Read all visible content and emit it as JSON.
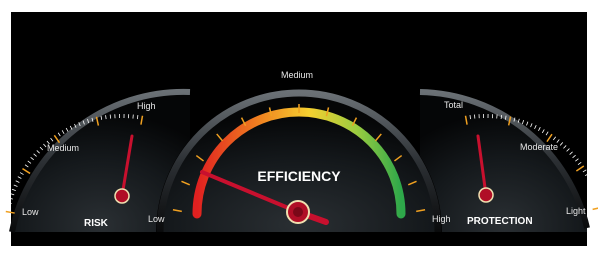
{
  "gauges": {
    "risk": {
      "title": "RISK",
      "labels": {
        "low": "Low",
        "medium": "Medium",
        "high": "High"
      },
      "level": 0.93,
      "needle_color": "#c8102e"
    },
    "efficiency": {
      "title": "EFFICIENCY",
      "labels": {
        "low": "Low",
        "medium": "Medium",
        "high": "High"
      },
      "level": 0.12,
      "needle_color": "#c8102e",
      "arc_colors": [
        "#e02020",
        "#f08020",
        "#f5d030",
        "#9ccc40",
        "#2ea84a"
      ]
    },
    "protection": {
      "title": "PROTECTION",
      "labels": {
        "total": "Total",
        "moderate": "Moderate",
        "light": "Light"
      },
      "level": 0.04,
      "needle_color": "#c8102e"
    }
  },
  "colors": {
    "background": "#000000",
    "tick_minor": "#ffffff",
    "tick_accent": "#f0a020"
  }
}
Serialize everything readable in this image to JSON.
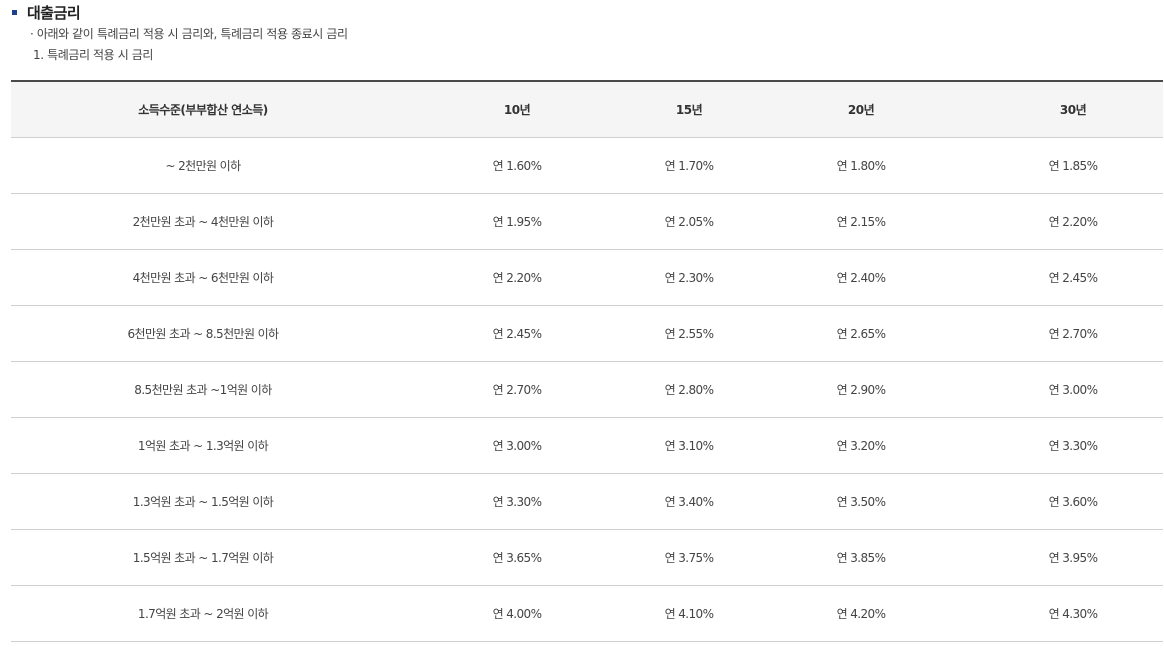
{
  "section": {
    "title": "대출금리",
    "note": "· 아래와 같이 특례금리 적용 시 금리와, 특례금리 적용 종료시 금리",
    "subtitle": "1. 특례금리 적용 시 금리"
  },
  "table": {
    "headers": [
      "소득수준(부부합산 연소득)",
      "10년",
      "15년",
      "20년",
      "30년"
    ],
    "rows": [
      [
        "~ 2천만원 이하",
        "연 1.60%",
        "연 1.70%",
        "연 1.80%",
        "연 1.85%"
      ],
      [
        "2천만원 초과 ~ 4천만원 이하",
        "연 1.95%",
        "연 2.05%",
        "연 2.15%",
        "연 2.20%"
      ],
      [
        "4천만원 초과 ~ 6천만원 이하",
        "연 2.20%",
        "연 2.30%",
        "연 2.40%",
        "연 2.45%"
      ],
      [
        "6천만원 초과 ~ 8.5천만원 이하",
        "연 2.45%",
        "연 2.55%",
        "연 2.65%",
        "연 2.70%"
      ],
      [
        "8.5천만원 초과 ~1억원 이하",
        "연 2.70%",
        "연 2.80%",
        "연 2.90%",
        "연 3.00%"
      ],
      [
        "1억원 초과 ~ 1.3억원 이하",
        "연 3.00%",
        "연 3.10%",
        "연 3.20%",
        "연 3.30%"
      ],
      [
        "1.3억원 초과 ~ 1.5억원 이하",
        "연 3.30%",
        "연 3.40%",
        "연 3.50%",
        "연 3.60%"
      ],
      [
        "1.5억원 초과 ~ 1.7억원 이하",
        "연 3.65%",
        "연 3.75%",
        "연 3.85%",
        "연 3.95%"
      ],
      [
        "1.7억원 초과 ~ 2억원 이하",
        "연 4.00%",
        "연 4.10%",
        "연 4.20%",
        "연 4.30%"
      ]
    ]
  }
}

──────────

* WORK INSTRUCTIONS
Reproduce the entries exactly. Do not carry over any picture.

* RESPONSE FOR THIS EXERCISE
Read all visible content and emit it as JSON.
{
  "gauges": {
    "risk": {
      "title": "RISK",
      "labels": {
        "low": "Low",
        "medium": "Medium",
        "high": "High"
      },
      "level": 0.93,
      "needle_color": "#c8102e"
    },
    "efficiency": {
      "title": "EFFICIENCY",
      "labels": {
        "low": "Low",
        "medium": "Medium",
        "high": "High"
      },
      "level": 0.12,
      "needle_color": "#c8102e",
      "arc_colors": [
        "#e02020",
        "#f08020",
        "#f5d030",
        "#9ccc40",
        "#2ea84a"
      ]
    },
    "protection": {
      "title": "PROTECTION",
      "labels": {
        "total": "Total",
        "moderate": "Moderate",
        "light": "Light"
      },
      "level": 0.04,
      "needle_color": "#c8102e"
    }
  },
  "colors": {
    "background": "#000000",
    "tick_minor": "#ffffff",
    "tick_accent": "#f0a020"
  }
}
Serialize everything readable in this image to JSON.
{
  "section": {
    "title": "대출금리",
    "note": "· 아래와 같이 특례금리 적용 시 금리와, 특례금리 적용 종료시 금리",
    "subtitle": "1. 특례금리 적용 시 금리"
  },
  "table": {
    "headers": [
      "소득수준(부부합산 연소득)",
      "10년",
      "15년",
      "20년",
      "30년"
    ],
    "rows": [
      [
        "~ 2천만원 이하",
        "연 1.60%",
        "연 1.70%",
        "연 1.80%",
        "연 1.85%"
      ],
      [
        "2천만원 초과 ~ 4천만원 이하",
        "연 1.95%",
        "연 2.05%",
        "연 2.15%",
        "연 2.20%"
      ],
      [
        "4천만원 초과 ~ 6천만원 이하",
        "연 2.20%",
        "연 2.30%",
        "연 2.40%",
        "연 2.45%"
      ],
      [
        "6천만원 초과 ~ 8.5천만원 이하",
        "연 2.45%",
        "연 2.55%",
        "연 2.65%",
        "연 2.70%"
      ],
      [
        "8.5천만원 초과 ~1억원 이하",
        "연 2.70%",
        "연 2.80%",
        "연 2.90%",
        "연 3.00%"
      ],
      [
        "1억원 초과 ~ 1.3억원 이하",
        "연 3.00%",
        "연 3.10%",
        "연 3.20%",
        "연 3.30%"
      ],
      [
        "1.3억원 초과 ~ 1.5억원 이하",
        "연 3.30%",
        "연 3.40%",
        "연 3.50%",
        "연 3.60%"
      ],
      [
        "1.5억원 초과 ~ 1.7억원 이하",
        "연 3.65%",
        "연 3.75%",
        "연 3.85%",
        "연 3.95%"
      ],
      [
        "1.7억원 초과 ~ 2억원 이하",
        "연 4.00%",
        "연 4.10%",
        "연 4.20%",
        "연 4.30%"
      ]
    ]
  }
}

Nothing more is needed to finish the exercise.